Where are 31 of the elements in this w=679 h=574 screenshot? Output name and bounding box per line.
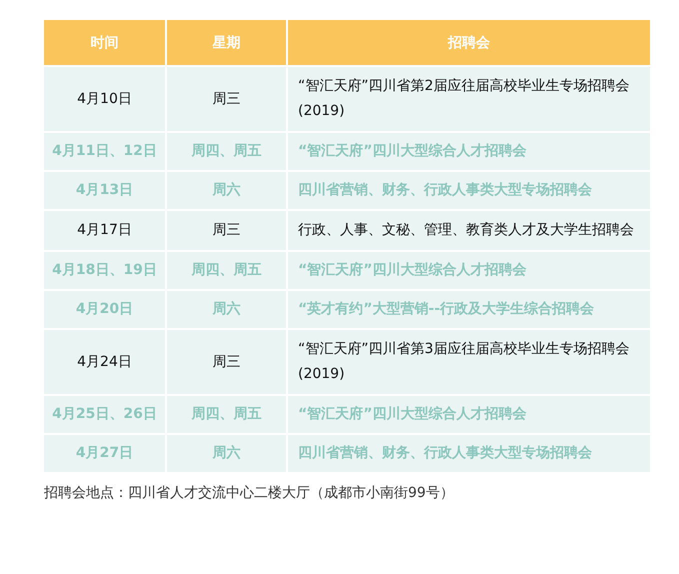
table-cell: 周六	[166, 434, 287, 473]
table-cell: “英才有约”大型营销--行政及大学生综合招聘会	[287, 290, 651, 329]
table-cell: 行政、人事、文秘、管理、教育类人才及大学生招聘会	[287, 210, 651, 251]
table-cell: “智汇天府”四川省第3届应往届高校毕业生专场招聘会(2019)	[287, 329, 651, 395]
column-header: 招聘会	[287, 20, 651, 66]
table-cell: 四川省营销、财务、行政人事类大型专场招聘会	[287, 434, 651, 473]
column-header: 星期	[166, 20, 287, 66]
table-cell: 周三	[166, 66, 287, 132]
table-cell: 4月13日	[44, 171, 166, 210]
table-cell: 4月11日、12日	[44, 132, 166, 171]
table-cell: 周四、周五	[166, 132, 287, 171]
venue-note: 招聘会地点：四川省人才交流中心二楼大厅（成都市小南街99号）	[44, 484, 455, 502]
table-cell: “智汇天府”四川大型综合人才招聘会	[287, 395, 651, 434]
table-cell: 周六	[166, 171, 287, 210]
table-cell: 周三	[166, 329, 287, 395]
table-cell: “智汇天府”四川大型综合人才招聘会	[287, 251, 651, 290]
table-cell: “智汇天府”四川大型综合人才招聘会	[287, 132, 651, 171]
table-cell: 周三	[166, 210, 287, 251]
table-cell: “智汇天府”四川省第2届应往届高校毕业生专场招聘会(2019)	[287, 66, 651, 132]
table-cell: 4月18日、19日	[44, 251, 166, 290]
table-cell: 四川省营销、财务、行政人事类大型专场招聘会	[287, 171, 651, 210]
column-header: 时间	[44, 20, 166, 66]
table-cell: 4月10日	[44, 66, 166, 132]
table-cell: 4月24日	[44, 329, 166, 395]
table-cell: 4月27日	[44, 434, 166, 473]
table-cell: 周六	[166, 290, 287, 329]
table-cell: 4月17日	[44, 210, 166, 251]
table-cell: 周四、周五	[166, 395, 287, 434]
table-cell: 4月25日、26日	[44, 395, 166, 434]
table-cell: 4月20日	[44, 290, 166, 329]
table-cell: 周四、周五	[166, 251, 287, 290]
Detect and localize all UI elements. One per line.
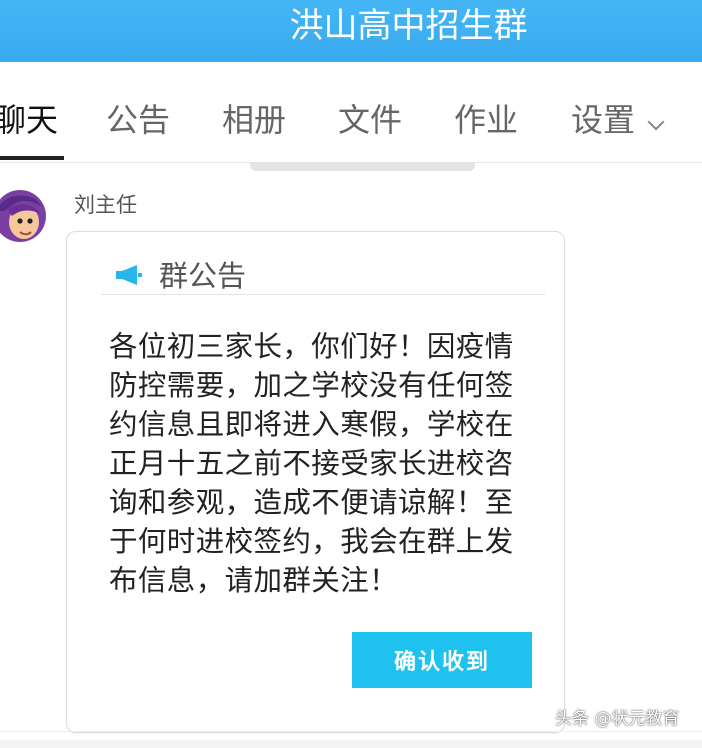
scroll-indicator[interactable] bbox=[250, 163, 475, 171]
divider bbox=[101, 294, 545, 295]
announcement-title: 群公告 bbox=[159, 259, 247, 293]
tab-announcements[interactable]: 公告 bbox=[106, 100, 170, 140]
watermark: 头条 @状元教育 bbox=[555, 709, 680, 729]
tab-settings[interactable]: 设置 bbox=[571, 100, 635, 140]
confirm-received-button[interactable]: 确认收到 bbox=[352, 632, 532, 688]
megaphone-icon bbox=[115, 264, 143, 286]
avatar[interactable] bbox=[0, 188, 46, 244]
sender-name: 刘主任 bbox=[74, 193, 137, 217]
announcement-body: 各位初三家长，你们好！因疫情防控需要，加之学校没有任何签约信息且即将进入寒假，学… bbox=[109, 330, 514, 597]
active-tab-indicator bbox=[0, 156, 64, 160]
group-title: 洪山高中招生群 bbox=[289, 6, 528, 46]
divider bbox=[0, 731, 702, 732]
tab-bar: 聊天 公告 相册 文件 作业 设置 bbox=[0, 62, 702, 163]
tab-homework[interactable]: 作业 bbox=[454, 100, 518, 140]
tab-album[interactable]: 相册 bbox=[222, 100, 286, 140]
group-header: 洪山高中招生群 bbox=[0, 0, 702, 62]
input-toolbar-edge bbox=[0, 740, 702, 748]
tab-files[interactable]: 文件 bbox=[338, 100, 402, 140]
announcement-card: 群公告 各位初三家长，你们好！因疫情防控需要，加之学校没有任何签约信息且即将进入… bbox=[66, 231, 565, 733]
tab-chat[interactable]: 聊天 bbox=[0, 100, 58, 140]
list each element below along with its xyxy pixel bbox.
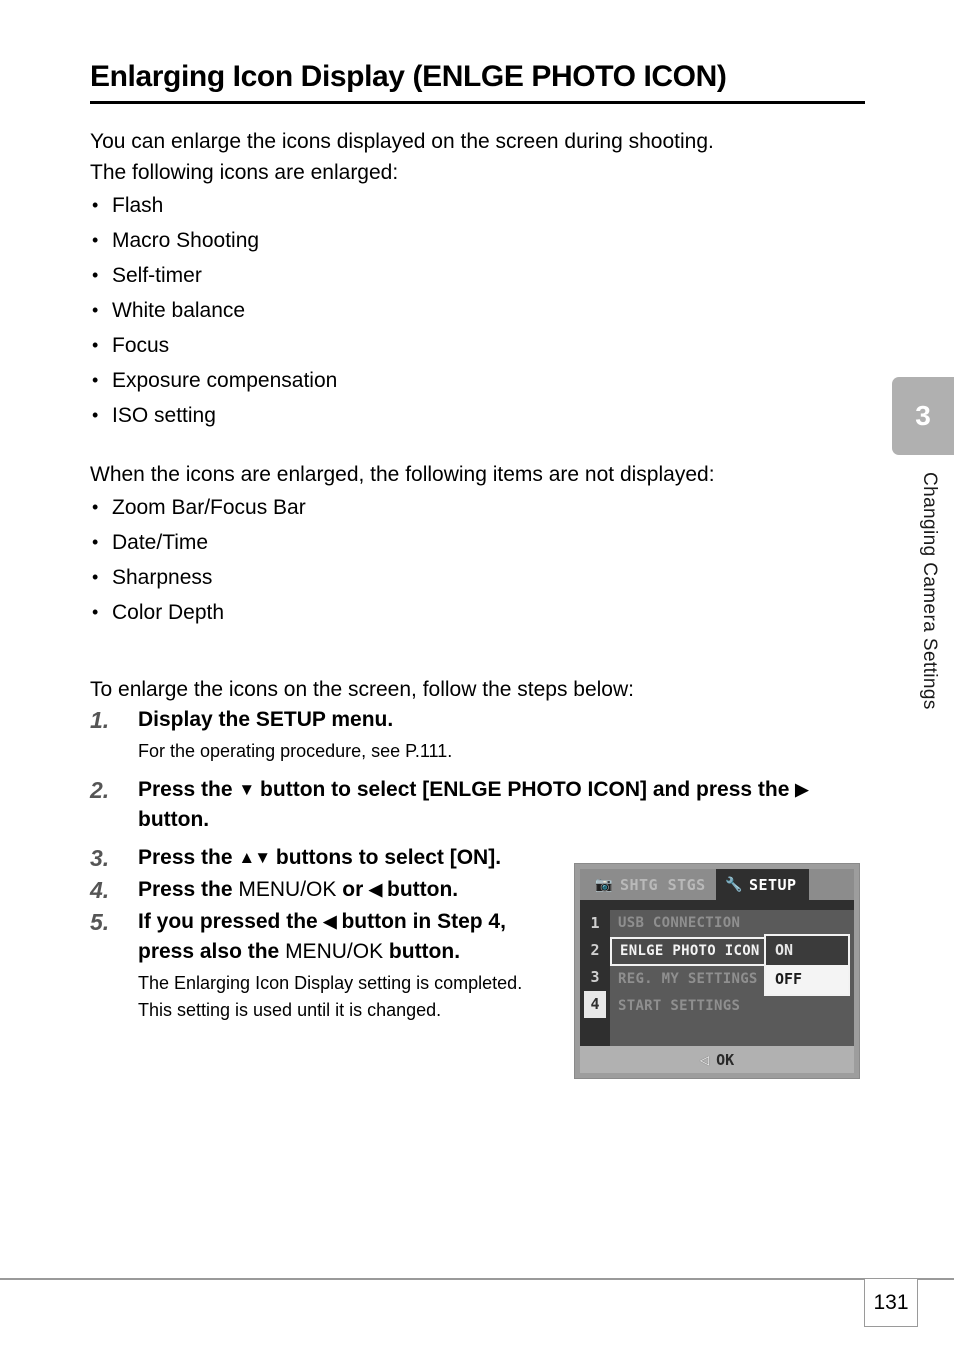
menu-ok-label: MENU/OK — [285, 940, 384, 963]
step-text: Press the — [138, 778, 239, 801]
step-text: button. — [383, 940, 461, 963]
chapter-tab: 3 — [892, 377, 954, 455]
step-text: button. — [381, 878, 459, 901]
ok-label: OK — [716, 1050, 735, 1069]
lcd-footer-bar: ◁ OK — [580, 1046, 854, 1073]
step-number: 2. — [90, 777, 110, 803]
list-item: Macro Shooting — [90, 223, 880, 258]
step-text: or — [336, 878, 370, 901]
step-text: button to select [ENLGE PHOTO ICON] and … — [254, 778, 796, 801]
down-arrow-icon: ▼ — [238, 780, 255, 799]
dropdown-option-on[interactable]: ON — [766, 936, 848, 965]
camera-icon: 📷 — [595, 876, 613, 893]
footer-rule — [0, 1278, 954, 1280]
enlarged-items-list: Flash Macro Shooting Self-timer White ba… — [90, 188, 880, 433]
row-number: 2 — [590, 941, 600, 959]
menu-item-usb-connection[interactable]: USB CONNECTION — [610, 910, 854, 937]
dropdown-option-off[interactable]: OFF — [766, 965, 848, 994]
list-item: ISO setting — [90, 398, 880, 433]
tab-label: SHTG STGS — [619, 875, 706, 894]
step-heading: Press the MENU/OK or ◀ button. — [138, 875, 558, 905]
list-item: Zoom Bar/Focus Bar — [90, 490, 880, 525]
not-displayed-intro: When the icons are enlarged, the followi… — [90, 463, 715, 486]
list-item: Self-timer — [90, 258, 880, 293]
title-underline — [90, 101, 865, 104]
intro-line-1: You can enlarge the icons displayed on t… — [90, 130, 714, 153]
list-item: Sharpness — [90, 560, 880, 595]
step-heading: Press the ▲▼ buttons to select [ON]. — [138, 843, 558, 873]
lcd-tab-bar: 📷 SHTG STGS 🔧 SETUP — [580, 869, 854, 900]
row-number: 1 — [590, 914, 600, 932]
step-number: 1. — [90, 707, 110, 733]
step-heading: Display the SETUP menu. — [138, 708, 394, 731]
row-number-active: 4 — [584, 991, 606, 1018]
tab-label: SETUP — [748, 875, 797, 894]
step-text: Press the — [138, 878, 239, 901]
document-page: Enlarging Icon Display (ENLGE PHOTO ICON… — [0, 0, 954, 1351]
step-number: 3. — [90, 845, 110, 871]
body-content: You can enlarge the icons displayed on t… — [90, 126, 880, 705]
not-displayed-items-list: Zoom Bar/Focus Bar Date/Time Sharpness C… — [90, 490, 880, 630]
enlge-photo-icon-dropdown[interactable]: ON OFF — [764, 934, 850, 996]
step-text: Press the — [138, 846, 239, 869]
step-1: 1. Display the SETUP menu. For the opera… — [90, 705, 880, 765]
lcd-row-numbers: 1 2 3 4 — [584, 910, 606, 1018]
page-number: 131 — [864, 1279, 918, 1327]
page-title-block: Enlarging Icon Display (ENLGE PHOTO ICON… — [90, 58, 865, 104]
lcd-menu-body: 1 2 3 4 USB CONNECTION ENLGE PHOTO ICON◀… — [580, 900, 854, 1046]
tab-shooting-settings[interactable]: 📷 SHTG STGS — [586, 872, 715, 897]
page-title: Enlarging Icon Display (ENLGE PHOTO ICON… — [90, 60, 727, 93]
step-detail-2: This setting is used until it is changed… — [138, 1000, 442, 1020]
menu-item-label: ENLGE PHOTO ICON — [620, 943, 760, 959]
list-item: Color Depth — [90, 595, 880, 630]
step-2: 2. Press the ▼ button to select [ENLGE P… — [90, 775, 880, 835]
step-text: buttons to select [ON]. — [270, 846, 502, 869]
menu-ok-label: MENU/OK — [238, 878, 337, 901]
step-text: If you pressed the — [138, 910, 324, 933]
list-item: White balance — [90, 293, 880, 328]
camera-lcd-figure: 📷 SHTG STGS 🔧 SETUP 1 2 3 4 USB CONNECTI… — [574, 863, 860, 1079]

:: DIRECTION ::
Please pick out every line in the data above that contains the word "camera" and copy each of those lines.

:: SOLUTION FOR THIS PROBLEM ::
camera-icon: 📷 — [595, 876, 613, 893]
camera-lcd-figure: 📷 SHTG STGS 🔧 SETUP 1 2 3 4 USB CONNECTI… — [574, 863, 860, 1079]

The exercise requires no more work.